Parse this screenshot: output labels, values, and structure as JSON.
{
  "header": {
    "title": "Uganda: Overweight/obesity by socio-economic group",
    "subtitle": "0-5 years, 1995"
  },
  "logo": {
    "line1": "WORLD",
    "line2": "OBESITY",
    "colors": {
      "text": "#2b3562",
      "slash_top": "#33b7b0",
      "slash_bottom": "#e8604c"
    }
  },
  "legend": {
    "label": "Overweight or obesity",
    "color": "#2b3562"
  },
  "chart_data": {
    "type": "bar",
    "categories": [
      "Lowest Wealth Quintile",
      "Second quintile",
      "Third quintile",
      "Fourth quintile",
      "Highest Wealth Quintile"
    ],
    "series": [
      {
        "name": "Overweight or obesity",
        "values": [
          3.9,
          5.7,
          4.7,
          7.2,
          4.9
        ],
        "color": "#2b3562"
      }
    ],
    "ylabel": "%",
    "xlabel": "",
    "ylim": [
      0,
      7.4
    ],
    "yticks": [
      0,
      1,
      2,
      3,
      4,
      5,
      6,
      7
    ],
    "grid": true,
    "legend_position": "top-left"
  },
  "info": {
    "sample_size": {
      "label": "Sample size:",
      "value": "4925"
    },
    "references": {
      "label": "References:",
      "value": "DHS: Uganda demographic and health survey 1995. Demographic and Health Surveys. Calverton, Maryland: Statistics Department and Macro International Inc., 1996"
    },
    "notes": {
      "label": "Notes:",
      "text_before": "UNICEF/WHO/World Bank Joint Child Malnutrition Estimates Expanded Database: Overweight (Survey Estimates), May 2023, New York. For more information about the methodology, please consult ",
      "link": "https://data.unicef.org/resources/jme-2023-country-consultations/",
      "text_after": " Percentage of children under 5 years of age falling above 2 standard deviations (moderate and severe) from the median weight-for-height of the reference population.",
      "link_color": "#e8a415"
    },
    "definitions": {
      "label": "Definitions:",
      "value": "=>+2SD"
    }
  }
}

**Objective:** Give the listing above again, word for word.

**Output of the exercise:**
Parse this screenshot: output labels, values, and structure as JSON.
{
  "header": {
    "title": "Uganda: Overweight/obesity by socio-economic group",
    "subtitle": "0-5 years, 1995"
  },
  "logo": {
    "line1": "WORLD",
    "line2": "OBESITY",
    "colors": {
      "text": "#2b3562",
      "slash_top": "#33b7b0",
      "slash_bottom": "#e8604c"
    }
  },
  "legend": {
    "label": "Overweight or obesity",
    "color": "#2b3562"
  },
  "chart_data": {
    "type": "bar",
    "categories": [
      "Lowest Wealth Quintile",
      "Second quintile",
      "Third quintile",
      "Fourth quintile",
      "Highest Wealth Quintile"
    ],
    "series": [
      {
        "name": "Overweight or obesity",
        "values": [
          3.9,
          5.7,
          4.7,
          7.2,
          4.9
        ],
        "color": "#2b3562"
      }
    ],
    "ylabel": "%",
    "xlabel": "",
    "ylim": [
      0,
      7.4
    ],
    "yticks": [
      0,
      1,
      2,
      3,
      4,
      5,
      6,
      7
    ],
    "grid": true,
    "legend_position": "top-left"
  },
  "info": {
    "sample_size": {
      "label": "Sample size:",
      "value": "4925"
    },
    "references": {
      "label": "References:",
      "value": "DHS: Uganda demographic and health survey 1995. Demographic and Health Surveys. Calverton, Maryland: Statistics Department and Macro International Inc., 1996"
    },
    "notes": {
      "label": "Notes:",
      "text_before": "UNICEF/WHO/World Bank Joint Child Malnutrition Estimates Expanded Database: Overweight (Survey Estimates), May 2023, New York. For more information about the methodology, please consult ",
      "link": "https://data.unicef.org/resources/jme-2023-country-consultations/",
      "text_after": " Percentage of children under 5 years of age falling above 2 standard deviations (moderate and severe) from the median weight-for-height of the reference population.",
      "link_color": "#e8a415"
    },
    "definitions": {
      "label": "Definitions:",
      "value": "=>+2SD"
    }
  }
}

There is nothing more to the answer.